TO DO → Return each line holding the string "only".

(Collected data)
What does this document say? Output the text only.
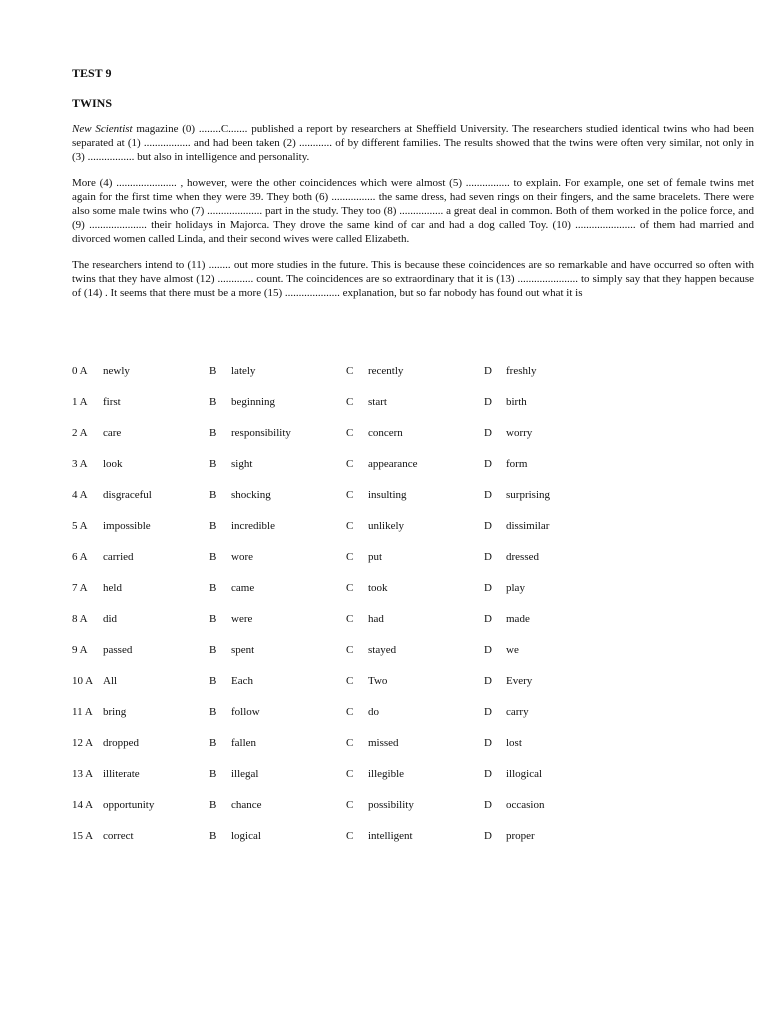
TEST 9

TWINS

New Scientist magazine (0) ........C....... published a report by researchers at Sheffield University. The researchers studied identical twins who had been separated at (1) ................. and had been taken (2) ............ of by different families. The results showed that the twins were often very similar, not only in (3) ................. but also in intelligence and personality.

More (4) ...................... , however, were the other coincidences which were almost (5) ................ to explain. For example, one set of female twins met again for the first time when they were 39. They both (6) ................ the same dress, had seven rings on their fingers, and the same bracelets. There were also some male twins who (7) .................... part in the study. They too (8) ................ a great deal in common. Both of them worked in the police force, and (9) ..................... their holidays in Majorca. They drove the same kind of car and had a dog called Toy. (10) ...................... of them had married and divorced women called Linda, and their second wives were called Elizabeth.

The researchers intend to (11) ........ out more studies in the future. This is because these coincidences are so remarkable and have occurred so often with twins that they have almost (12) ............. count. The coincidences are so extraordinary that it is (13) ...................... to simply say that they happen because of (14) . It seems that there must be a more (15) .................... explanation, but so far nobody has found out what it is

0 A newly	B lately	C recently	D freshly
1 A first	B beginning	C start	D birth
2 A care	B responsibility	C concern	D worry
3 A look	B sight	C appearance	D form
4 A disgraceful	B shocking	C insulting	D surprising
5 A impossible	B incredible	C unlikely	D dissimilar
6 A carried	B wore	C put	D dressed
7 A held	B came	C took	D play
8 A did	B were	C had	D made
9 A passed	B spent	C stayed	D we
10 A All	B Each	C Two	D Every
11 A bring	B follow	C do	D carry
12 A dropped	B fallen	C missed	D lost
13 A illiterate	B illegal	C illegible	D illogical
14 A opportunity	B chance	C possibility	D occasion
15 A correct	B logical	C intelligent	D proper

WORKED ANSWER →
What does this document say? Output the text only.
New Scientist magazine (0) ........C....... published a report by researchers at Sheffield University. The researchers studied identical twins who had been separated at (1) ................. and had been taken (2) ............ of by different families. The results showed that the twins were often very similar, not only in (3) ................. but also in intelligence and personality.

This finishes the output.